**SHORT EXERCISE:** Tally the lines of the listing that contain the word "önálló", then give the total and nothing else.

Records from a dataset
——

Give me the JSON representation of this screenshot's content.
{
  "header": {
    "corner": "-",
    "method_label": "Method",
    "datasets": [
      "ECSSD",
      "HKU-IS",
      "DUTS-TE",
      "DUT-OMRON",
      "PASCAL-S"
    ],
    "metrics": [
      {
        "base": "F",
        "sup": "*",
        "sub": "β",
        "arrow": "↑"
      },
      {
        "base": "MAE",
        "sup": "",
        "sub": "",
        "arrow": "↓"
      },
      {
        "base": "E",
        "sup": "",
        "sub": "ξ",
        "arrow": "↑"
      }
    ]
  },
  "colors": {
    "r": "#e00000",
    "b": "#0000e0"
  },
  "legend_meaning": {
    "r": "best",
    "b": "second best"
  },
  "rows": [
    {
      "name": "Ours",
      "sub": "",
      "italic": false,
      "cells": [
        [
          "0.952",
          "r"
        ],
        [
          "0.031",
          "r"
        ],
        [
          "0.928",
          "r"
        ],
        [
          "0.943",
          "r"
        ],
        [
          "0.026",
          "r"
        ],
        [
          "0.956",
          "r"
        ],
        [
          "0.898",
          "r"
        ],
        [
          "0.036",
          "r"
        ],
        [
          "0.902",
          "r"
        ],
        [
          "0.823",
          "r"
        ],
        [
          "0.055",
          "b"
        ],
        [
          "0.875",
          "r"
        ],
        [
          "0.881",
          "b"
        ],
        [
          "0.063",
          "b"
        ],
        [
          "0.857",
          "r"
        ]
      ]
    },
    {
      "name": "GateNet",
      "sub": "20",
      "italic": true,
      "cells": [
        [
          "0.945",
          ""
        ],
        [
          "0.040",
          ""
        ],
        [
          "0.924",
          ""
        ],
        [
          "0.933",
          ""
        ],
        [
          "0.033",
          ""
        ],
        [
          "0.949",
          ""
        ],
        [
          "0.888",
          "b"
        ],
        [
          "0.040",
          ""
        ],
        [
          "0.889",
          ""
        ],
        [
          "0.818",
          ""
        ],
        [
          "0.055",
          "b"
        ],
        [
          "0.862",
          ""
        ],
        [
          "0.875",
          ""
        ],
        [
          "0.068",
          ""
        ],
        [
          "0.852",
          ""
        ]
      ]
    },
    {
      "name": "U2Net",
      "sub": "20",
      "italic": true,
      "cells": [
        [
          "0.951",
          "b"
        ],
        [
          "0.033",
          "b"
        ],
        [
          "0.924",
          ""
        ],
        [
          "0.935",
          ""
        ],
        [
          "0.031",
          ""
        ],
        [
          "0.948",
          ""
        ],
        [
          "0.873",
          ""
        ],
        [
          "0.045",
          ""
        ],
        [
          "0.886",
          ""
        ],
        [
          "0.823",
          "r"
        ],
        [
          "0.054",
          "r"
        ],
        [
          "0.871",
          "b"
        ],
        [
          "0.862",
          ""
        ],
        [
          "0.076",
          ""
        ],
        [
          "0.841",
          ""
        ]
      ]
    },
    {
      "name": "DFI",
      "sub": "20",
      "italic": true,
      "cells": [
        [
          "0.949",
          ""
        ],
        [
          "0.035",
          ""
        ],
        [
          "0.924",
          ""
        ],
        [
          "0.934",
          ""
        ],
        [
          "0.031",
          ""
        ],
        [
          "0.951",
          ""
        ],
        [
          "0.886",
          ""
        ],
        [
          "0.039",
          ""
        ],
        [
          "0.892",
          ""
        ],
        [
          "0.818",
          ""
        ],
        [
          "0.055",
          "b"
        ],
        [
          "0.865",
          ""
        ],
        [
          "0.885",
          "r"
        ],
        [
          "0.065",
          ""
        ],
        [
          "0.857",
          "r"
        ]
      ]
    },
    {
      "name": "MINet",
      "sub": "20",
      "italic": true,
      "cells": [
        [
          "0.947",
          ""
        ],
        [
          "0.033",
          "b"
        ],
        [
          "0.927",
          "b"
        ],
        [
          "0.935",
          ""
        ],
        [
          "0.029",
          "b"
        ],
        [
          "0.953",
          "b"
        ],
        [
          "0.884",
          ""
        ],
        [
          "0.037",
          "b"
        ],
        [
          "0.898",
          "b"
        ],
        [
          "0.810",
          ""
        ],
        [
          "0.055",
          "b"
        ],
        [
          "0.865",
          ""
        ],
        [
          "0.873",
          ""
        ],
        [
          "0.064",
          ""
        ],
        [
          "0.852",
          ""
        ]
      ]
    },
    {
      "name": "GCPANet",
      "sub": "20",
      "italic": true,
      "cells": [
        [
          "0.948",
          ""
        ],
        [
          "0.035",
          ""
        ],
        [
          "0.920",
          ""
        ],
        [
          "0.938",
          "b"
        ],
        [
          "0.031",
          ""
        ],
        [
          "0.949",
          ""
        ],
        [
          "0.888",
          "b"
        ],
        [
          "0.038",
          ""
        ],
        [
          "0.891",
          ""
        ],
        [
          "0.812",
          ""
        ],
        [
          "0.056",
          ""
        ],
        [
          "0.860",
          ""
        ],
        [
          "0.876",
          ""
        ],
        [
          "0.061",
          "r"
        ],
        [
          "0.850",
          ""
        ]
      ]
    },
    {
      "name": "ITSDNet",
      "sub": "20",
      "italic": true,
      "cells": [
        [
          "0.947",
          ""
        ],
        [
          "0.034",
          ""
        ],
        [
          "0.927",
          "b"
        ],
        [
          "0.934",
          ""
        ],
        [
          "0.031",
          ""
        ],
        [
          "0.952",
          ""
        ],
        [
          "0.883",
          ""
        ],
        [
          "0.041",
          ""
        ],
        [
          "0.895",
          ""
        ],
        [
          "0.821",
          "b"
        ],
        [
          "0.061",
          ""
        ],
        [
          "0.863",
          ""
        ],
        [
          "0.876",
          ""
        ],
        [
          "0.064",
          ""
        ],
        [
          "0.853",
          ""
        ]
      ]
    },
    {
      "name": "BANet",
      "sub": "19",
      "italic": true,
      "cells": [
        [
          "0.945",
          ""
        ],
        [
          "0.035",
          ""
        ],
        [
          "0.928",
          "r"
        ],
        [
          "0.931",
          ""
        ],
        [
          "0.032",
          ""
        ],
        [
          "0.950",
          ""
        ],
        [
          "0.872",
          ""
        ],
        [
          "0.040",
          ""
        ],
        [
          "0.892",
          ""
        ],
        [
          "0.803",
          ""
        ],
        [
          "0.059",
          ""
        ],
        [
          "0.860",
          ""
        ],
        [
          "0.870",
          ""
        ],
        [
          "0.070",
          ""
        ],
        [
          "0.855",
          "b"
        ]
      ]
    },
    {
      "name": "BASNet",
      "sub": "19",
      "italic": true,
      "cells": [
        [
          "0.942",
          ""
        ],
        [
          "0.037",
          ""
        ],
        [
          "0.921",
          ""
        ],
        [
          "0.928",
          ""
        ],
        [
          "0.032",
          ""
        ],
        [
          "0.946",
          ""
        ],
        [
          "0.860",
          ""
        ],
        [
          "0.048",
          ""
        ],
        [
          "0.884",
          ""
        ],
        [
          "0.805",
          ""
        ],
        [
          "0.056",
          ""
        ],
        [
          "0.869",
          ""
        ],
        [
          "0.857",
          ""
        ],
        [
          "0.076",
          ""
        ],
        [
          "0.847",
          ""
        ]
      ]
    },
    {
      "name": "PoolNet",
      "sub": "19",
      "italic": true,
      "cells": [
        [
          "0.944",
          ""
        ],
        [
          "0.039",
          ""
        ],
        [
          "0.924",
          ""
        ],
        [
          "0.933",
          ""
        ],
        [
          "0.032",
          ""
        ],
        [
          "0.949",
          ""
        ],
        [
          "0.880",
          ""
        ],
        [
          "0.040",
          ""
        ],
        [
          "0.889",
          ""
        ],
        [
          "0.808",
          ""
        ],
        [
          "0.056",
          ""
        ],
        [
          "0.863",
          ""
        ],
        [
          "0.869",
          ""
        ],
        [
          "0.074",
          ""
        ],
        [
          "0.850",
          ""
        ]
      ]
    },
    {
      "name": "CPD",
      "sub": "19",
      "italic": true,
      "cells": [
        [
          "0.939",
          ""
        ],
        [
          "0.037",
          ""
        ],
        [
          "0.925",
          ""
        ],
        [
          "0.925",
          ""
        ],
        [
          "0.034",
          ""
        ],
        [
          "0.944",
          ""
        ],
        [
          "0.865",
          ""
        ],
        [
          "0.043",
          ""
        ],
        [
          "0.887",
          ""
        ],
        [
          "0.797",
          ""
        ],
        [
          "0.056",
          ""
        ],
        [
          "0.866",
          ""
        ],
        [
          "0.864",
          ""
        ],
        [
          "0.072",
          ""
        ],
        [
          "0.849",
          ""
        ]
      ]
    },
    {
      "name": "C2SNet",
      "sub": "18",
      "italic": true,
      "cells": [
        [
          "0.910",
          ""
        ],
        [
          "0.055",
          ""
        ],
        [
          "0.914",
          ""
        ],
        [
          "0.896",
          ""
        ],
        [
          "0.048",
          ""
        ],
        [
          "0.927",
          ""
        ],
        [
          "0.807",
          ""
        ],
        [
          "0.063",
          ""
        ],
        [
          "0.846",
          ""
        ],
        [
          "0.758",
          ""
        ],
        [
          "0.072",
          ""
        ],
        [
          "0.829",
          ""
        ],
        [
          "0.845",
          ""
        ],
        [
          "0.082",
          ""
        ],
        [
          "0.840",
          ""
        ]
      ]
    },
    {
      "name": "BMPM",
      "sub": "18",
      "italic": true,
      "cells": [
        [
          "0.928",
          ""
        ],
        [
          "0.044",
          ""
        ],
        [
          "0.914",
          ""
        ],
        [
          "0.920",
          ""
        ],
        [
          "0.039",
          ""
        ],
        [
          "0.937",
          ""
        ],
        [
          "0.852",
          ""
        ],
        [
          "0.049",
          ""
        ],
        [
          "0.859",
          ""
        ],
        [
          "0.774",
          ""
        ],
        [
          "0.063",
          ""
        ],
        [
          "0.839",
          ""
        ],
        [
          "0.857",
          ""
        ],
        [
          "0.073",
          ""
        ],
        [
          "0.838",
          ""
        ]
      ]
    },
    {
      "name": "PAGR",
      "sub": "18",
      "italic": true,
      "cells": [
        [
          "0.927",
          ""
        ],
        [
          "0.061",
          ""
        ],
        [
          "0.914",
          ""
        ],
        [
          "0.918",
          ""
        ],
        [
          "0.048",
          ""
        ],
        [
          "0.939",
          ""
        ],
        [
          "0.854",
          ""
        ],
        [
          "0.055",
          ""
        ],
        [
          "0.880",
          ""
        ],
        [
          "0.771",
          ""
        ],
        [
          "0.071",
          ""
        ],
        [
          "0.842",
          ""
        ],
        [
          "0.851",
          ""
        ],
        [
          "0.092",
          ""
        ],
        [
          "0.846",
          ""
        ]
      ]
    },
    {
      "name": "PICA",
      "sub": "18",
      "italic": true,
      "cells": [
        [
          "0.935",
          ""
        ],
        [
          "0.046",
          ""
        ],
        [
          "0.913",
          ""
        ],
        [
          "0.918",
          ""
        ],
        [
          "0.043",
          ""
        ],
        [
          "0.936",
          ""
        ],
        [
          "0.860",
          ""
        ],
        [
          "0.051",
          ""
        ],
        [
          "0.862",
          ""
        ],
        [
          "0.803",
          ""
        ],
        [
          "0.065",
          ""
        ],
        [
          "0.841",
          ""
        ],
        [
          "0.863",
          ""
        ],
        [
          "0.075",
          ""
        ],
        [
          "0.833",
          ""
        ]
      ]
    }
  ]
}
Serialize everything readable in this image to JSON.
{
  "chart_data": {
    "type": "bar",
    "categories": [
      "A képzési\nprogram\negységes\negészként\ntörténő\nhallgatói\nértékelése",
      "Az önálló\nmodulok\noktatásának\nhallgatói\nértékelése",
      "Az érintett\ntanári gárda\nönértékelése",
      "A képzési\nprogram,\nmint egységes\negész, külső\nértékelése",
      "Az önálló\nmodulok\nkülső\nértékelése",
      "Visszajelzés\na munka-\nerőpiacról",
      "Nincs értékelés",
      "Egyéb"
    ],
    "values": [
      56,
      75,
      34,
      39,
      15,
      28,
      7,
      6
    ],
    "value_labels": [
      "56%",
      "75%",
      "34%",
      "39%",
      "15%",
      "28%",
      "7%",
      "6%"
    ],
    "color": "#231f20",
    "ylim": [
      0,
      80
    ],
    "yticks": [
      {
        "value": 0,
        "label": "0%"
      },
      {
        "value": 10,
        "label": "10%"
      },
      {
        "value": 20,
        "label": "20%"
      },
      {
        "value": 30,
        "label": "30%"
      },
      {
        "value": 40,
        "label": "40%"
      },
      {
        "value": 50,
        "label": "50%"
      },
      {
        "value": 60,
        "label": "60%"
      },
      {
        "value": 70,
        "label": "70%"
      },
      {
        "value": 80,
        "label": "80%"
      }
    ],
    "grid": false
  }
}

——

**REPLY:** 2